> _What to do_
In the entries that follow, which lines hold the string "Power"? List them.

> _Source records_
○ ○ ○
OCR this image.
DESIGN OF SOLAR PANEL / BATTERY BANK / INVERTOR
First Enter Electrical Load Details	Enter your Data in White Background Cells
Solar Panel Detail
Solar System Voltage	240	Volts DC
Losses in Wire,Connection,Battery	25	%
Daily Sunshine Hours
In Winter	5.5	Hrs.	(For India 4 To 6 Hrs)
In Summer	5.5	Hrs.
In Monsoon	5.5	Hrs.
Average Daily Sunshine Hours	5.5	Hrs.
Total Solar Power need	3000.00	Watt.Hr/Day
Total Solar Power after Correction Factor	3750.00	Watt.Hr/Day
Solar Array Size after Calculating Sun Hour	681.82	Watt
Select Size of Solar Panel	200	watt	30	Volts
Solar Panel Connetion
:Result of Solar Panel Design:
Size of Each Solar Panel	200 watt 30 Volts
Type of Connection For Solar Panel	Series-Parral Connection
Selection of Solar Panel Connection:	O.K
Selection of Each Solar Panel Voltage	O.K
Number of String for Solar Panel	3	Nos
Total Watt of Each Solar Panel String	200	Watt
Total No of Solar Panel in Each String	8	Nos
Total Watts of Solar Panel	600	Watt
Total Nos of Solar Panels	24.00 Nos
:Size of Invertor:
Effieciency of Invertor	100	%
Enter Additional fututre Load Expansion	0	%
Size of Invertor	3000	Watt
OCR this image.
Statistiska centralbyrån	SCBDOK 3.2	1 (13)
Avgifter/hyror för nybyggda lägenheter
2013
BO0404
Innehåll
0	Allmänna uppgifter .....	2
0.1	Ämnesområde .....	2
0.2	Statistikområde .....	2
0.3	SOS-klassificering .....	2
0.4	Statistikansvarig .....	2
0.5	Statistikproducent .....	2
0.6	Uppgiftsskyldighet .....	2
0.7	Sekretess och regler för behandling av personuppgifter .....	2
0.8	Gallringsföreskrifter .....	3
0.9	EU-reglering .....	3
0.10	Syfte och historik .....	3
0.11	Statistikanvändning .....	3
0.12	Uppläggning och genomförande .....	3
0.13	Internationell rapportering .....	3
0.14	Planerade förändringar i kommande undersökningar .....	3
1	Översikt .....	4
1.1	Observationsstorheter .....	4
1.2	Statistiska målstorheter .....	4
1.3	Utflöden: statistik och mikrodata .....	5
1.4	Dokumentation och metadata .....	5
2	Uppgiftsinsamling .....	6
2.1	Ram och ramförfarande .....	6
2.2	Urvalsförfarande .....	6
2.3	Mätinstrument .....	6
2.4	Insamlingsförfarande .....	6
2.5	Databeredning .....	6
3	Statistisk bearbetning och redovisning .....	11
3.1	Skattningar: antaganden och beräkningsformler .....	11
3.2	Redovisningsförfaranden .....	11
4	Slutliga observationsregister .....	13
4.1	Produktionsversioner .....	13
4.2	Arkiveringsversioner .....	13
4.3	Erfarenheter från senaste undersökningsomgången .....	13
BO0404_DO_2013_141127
○ ○ ○
> _Output below_
Total Solar Power need	3000.00	Watt.Hr/Day
Total Solar Power after Correction Factor	3750.00	Watt.Hr/Day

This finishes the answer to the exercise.